Objective
Wherever a line holds the string "content", copy that line.

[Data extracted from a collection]
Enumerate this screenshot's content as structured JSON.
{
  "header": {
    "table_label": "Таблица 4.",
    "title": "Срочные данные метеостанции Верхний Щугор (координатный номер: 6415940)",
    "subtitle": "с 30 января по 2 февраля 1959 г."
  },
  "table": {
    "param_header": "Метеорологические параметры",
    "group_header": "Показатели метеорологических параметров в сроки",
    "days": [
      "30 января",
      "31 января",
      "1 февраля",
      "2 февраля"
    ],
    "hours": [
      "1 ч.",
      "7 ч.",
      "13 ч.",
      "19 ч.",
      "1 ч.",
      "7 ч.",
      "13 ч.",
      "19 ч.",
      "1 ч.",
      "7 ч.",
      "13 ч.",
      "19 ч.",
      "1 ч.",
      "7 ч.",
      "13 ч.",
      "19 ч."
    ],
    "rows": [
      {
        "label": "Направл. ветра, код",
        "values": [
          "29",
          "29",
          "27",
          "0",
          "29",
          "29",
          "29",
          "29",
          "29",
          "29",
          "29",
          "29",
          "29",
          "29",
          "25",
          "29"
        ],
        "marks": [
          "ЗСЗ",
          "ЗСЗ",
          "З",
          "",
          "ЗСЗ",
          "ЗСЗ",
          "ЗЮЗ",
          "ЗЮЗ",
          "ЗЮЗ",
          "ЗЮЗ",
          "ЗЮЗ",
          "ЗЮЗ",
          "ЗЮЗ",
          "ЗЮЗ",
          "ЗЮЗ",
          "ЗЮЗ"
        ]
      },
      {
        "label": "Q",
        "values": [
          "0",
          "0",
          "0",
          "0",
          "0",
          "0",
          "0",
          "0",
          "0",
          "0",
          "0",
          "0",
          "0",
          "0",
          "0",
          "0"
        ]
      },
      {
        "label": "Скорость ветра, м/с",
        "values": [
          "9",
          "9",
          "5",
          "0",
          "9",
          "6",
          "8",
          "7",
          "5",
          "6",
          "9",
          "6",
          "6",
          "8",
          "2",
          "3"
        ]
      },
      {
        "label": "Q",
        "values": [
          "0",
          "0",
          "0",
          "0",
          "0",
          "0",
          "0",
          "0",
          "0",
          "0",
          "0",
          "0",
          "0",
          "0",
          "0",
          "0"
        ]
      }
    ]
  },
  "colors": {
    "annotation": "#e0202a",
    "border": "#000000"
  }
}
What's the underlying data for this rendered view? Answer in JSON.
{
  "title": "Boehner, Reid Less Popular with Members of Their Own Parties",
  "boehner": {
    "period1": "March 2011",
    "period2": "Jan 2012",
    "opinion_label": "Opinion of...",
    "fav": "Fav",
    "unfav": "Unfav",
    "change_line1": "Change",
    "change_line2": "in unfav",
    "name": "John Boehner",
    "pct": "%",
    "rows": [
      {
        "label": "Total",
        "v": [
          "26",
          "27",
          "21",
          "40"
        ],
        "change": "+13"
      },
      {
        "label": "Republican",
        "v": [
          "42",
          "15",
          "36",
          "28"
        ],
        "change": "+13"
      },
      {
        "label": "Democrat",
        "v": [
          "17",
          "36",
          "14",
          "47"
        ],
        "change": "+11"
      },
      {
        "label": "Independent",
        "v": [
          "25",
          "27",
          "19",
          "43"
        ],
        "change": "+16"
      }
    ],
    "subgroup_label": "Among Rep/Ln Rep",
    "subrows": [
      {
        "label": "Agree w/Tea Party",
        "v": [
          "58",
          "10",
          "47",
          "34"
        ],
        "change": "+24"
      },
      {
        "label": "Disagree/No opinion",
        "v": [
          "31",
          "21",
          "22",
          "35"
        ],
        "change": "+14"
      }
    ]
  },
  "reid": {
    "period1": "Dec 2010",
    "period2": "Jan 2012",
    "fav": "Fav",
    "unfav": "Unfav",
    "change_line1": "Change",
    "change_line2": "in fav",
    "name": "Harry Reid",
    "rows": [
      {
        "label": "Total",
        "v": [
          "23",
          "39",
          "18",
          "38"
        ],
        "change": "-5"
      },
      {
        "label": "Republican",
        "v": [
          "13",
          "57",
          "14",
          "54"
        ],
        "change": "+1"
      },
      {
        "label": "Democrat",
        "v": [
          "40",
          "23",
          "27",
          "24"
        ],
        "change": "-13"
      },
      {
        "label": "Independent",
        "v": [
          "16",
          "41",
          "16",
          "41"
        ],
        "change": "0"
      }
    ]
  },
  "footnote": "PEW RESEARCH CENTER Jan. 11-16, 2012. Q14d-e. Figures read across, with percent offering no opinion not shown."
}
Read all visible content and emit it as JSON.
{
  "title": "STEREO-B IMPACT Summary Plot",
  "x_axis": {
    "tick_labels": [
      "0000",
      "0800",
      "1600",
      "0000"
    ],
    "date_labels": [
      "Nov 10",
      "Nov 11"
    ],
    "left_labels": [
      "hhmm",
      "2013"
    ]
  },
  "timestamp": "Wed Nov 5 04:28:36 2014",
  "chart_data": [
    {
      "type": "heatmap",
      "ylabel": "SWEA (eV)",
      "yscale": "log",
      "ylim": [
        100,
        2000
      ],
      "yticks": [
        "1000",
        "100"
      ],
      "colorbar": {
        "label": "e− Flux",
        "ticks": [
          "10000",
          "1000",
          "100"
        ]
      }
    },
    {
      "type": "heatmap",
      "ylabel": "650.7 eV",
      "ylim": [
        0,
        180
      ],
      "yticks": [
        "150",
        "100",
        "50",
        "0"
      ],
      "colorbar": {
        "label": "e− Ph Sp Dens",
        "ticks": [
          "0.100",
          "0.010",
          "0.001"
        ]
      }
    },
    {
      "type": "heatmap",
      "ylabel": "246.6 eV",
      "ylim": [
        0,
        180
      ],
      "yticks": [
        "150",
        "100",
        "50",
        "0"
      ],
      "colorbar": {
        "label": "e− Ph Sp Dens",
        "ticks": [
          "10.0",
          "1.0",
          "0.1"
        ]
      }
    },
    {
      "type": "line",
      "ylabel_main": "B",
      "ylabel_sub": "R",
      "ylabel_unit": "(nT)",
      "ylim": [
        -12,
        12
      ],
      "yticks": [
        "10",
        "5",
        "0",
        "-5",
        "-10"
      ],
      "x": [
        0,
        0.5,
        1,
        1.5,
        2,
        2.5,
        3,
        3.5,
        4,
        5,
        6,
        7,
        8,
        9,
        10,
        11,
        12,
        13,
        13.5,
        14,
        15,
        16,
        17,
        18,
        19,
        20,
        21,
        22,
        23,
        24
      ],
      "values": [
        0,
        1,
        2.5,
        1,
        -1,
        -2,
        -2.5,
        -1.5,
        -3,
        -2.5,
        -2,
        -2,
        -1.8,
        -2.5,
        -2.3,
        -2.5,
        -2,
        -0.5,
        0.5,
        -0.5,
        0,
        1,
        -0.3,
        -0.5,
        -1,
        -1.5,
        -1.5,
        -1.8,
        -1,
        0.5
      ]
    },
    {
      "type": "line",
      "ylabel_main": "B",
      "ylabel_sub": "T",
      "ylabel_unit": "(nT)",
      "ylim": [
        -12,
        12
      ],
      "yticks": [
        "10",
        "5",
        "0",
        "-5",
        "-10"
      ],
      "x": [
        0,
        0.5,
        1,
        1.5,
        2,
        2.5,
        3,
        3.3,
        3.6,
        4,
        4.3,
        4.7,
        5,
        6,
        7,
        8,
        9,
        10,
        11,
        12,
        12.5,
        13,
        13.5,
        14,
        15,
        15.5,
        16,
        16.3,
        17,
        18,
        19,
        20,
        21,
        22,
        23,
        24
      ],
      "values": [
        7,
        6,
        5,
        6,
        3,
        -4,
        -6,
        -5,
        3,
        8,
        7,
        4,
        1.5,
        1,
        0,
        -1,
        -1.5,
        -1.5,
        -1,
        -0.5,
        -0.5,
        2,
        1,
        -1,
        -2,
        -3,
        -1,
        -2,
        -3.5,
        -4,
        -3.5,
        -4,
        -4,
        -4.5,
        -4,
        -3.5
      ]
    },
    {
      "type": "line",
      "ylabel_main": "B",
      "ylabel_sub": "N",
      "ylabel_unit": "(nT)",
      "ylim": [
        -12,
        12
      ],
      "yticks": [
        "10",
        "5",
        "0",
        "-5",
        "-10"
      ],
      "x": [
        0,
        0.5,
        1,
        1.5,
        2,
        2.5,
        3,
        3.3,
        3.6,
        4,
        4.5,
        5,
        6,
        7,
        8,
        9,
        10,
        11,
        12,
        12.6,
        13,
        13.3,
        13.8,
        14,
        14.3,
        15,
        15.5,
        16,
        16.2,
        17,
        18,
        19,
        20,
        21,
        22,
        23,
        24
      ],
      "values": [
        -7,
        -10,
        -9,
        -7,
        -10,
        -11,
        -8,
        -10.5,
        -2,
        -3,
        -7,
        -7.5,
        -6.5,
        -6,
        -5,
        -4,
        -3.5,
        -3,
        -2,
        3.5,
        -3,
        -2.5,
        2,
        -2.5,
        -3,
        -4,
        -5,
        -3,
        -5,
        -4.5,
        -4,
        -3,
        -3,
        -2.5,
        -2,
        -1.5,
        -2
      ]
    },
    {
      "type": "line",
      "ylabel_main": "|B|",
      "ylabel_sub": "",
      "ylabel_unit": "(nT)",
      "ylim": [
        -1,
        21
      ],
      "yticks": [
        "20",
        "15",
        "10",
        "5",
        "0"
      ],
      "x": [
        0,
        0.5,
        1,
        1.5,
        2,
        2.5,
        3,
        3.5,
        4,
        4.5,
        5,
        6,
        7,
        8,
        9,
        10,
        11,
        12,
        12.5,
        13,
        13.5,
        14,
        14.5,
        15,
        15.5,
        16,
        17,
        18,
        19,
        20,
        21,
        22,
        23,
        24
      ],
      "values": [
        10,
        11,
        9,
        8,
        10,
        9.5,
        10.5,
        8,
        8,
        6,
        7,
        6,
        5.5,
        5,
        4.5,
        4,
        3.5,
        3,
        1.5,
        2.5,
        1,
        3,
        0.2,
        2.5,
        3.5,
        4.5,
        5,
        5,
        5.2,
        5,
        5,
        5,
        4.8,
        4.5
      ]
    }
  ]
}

Expected answer
Enumerate this screenshot's content as structured JSON.
Read all visible content and emit it as JSON.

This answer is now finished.